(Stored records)
————————
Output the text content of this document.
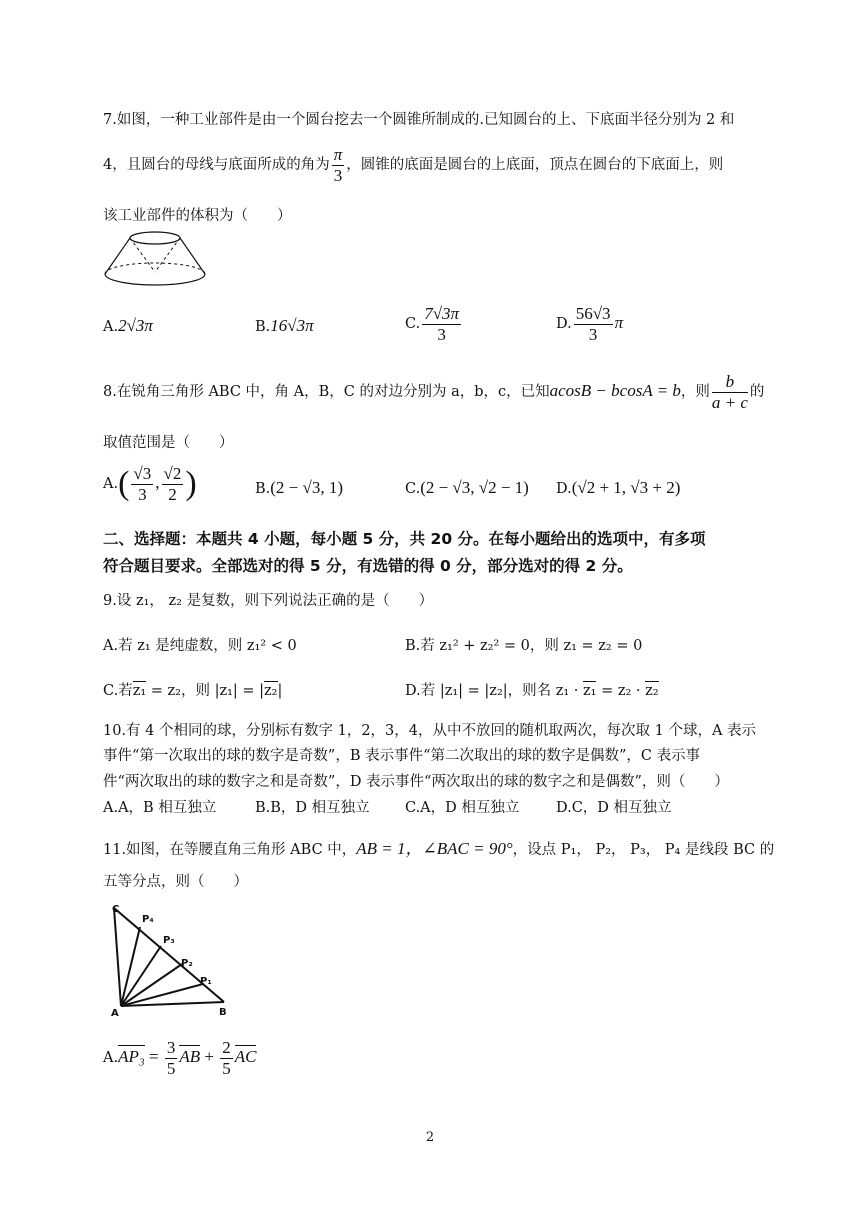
7.如图，一种工业部件是由一个圆台挖去一个圆锥所制成的.已知圆台的上、下底面半径分别为 2 和
4，且圆台的母线与底面所成的角为 $\frac{\pi}{3}$ ，圆锥的底面是圆台的上底面，顶点在圆台的下底面上，则
该工业部件的体积为（　　）
A.2√3π	B.16√3π	C. $\frac{7√3\pi}{3}$	D. $\frac{56√3}{3}$ π
8.在锐角三角形 ABC 中，角 A，B，C 的对边分别为 a，b，c，已知acosB − bcosA = b，则 $\frac{b}{a + c}$ 的
取值范围是（　　）
$A.( \frac{√3}{3}$ , $\frac{√2}{2}$ )	B.(2 − √3, 1)	C.(2 − √3, √2 − 1) D.(√2 + 1, √3 + 2)
二、选择题：本题共 4 小题，每小题 5 分，共 20 分。在每小题给出的选项中，有多项
符合题目要求。全部选对的得 5 分，有选错的得 0 分，部分选对的得 2 分。
9.设 z₁， z₂ 是复数，则下列说法正确的是（　　）
A.若 z₁ 是纯虚数，则 z₁² < 0	B.若 z₁² + z₂² = 0，则 z₁ = z₂ = 0
C.若z₁ = z₂，则 |z₁| = |z₂|	D.若 |z₁| = |z₂|，则名 z₁ · z₁ = z₂ · z₂
10.有 4 个相同的球，分别标有数字 1，2，3，4，从中不放回的随机取两次，每次取 1 个球，A 表示
事件“第一次取出的球的数字是奇数”，B 表示事件“第二次取出的球的数字是偶数”，C 表示事
件“两次取出的球的数字之和是奇数”，D 表示事件“两次取出的球的数字之和是偶数”，则（　　）
A.A，B 相互独立	B.B，D 相互独立 C.A，D 相互独立	D.C，D 相互独立
11.如图，在等腰直角三角形 ABC 中，AB = 1，∠BAC = 90°，设点 P₁， P₂， P₃， P₄ 是线段 BC 的
五等分点，则（　　）
C
A	B
P₄
P₃
P₂
P₁
$A.AP_3 = \frac{3}{5}$ AB + $\frac{2}{5}$ AC
2
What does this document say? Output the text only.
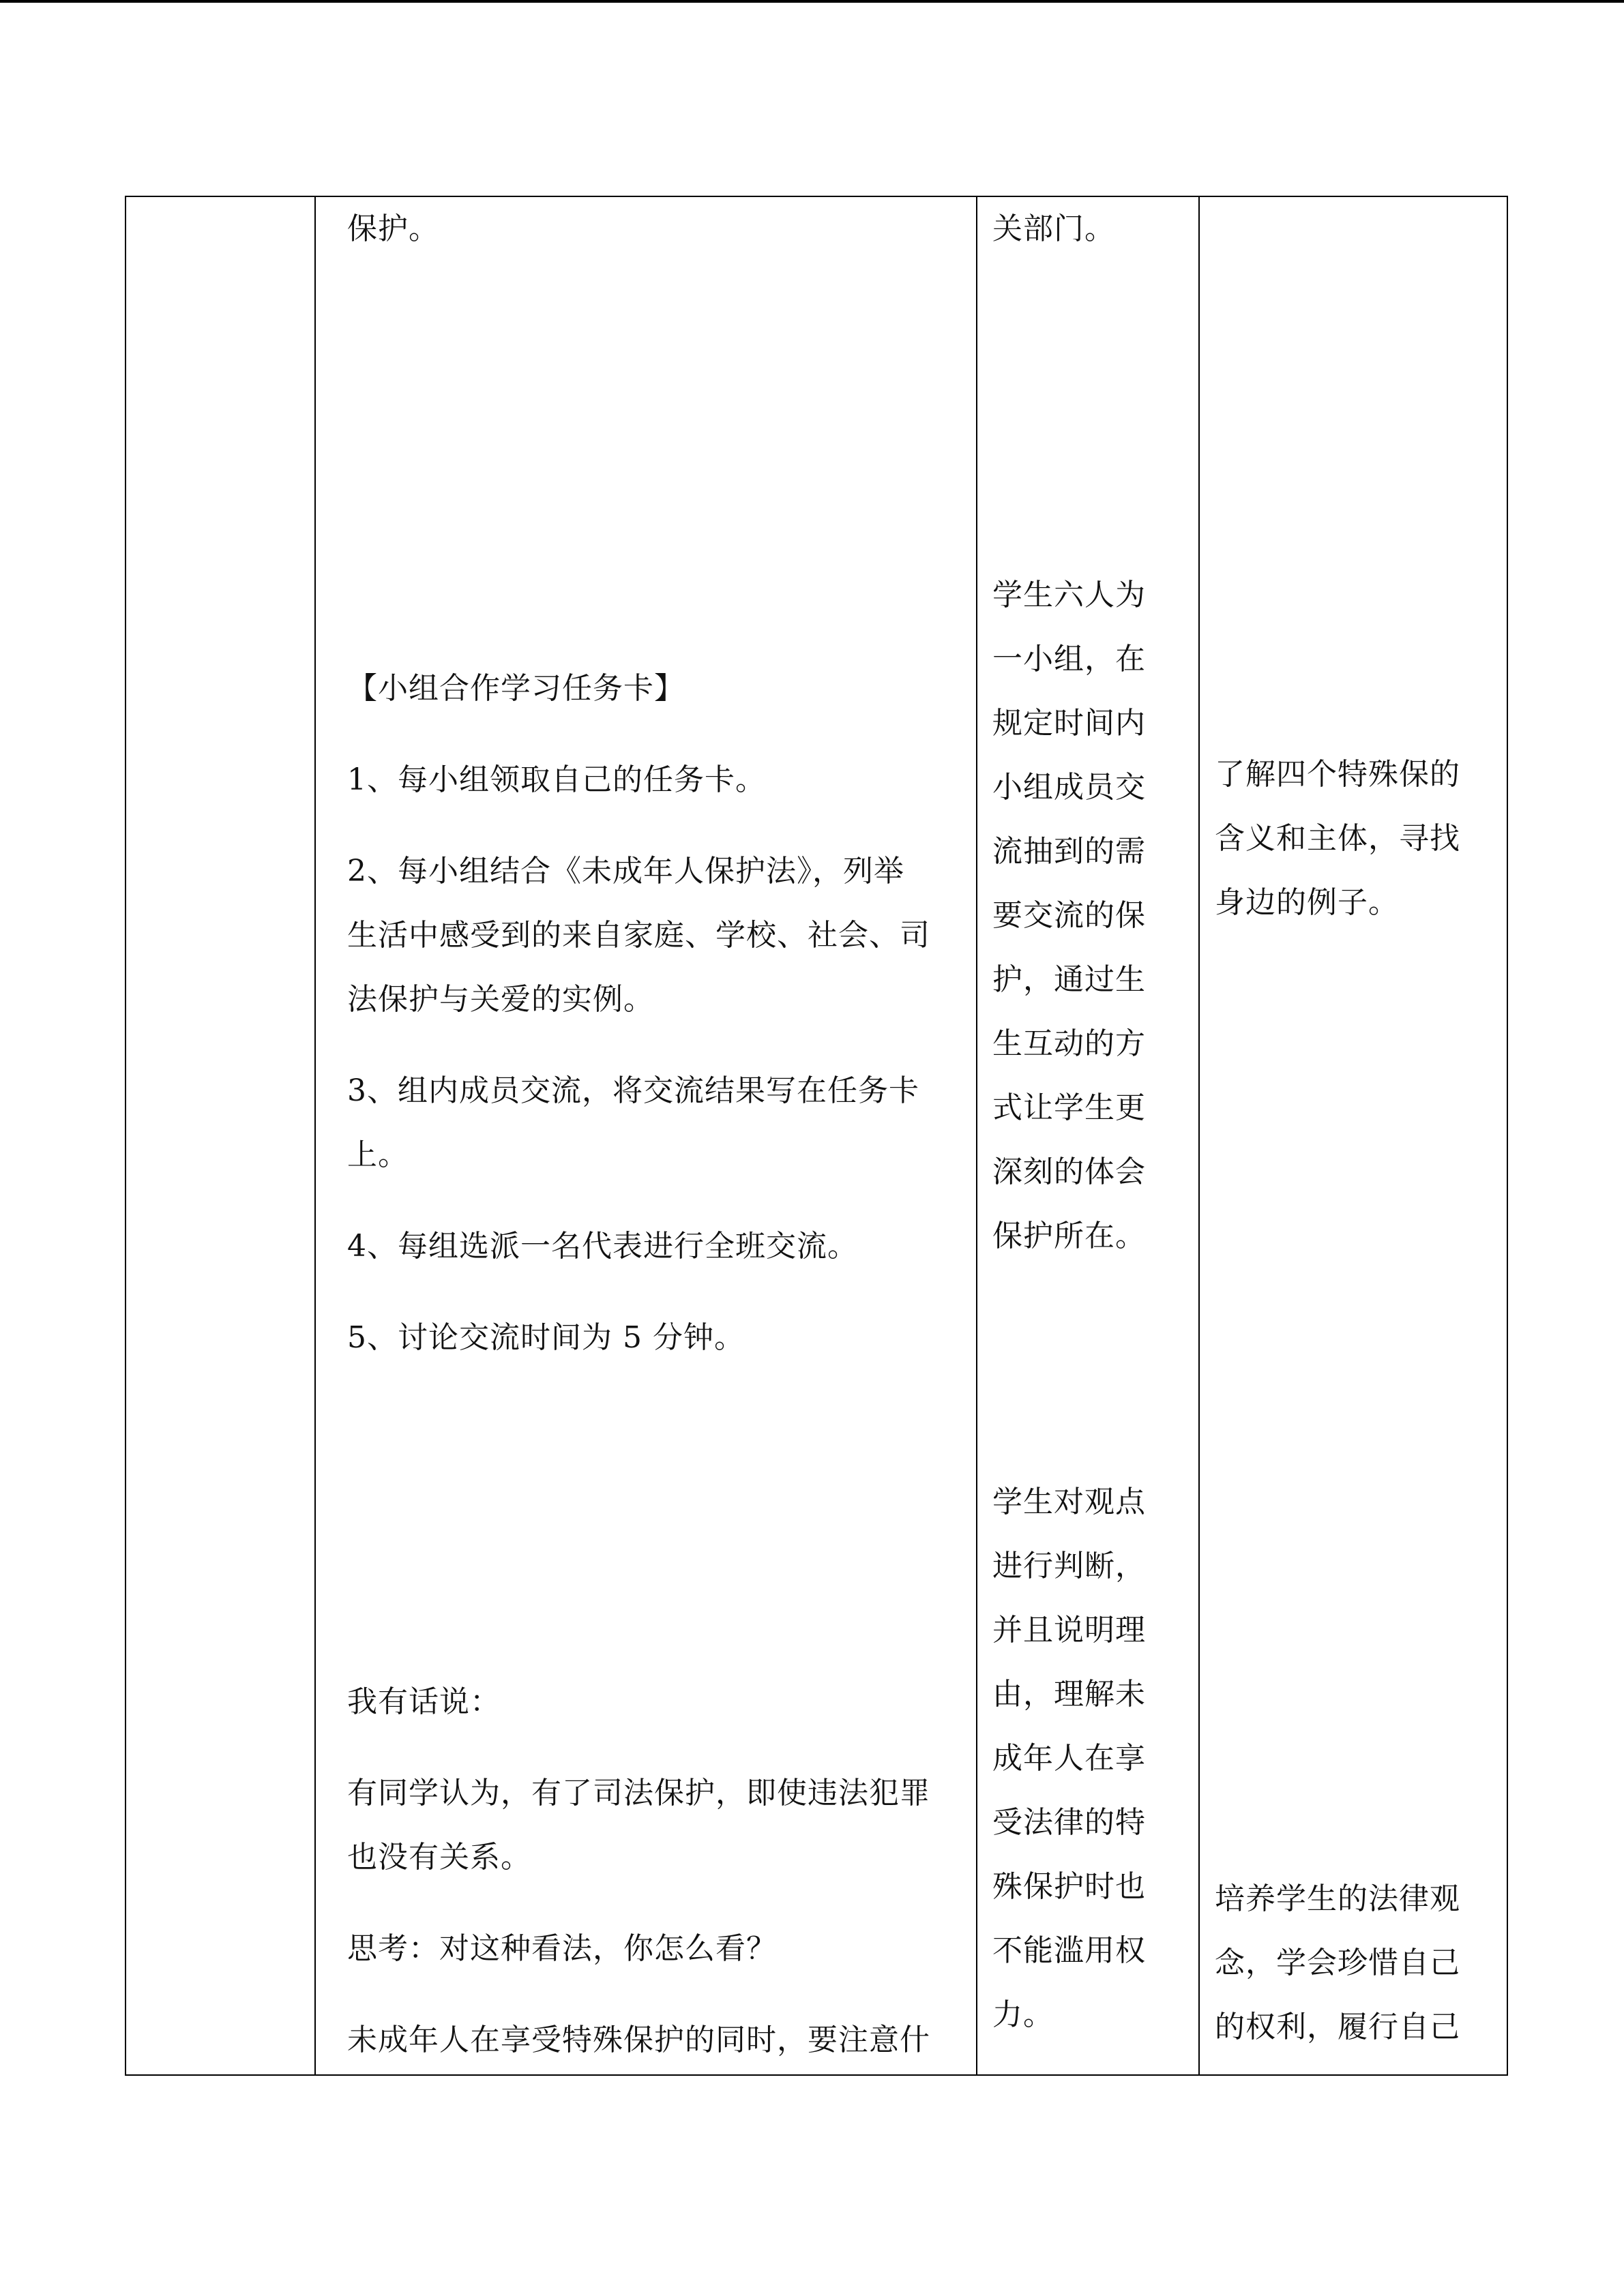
保护。

【小组合作学习任务卡】

1、每小组领取自己的任务卡。

2、每小组结合《未成年人保护法》，列举

生活中感受到的来自家庭、学校、社会、司

法保护与关爱的实例。

3、组内成员交流，将交流结果写在任务卡

上。

4、每组选派一名代表进行全班交流。

5、讨论交流时间为 5 分钟。

我有话说：

有同学认为，有了司法保护，即使违法犯罪

也没有关系。

思考：对这种看法，你怎么看？

未成年人在享受特殊保护的同时，要注意什

关部门。

学生六人为

一小组，在

规定时间内

小组成员交

流抽到的需

要交流的保

护，通过生

生互动的方

式让学生更

深刻的体会

保护所在。

学生对观点

进行判断，

并且说明理

由，理解未

成年人在享

受法律的特

殊保护时也

不能滥用权

力。

了解四个特殊保的

含义和主体，寻找

身边的例子。

培养学生的法律观

念，学会珍惜自己

的权利，履行自己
————————
Problem statement: Extract the run of lines from the line holding "What does this" through the final line of the material above, exactly and inclusively. Leave the pictures behind.

Response:
What does this document say? Output the text only.
保护。

【小组合作学习任务卡】

1、每小组领取自己的任务卡。

2、每小组结合《未成年人保护法》，列举

生活中感受到的来自家庭、学校、社会、司

法保护与关爱的实例。

3、组内成员交流，将交流结果写在任务卡

上。

4、每组选派一名代表进行全班交流。

5、讨论交流时间为 5 分钟。

我有话说：

有同学认为，有了司法保护，即使违法犯罪

也没有关系。

思考：对这种看法，你怎么看？

未成年人在享受特殊保护的同时，要注意什

关部门。

学生六人为

一小组，在

规定时间内

小组成员交

流抽到的需

要交流的保

护，通过生

生互动的方

式让学生更

深刻的体会

保护所在。

学生对观点

进行判断，

并且说明理

由，理解未

成年人在享

受法律的特

殊保护时也

不能滥用权

力。

了解四个特殊保的

含义和主体，寻找

身边的例子。

培养学生的法律观

念，学会珍惜自己

的权利，履行自己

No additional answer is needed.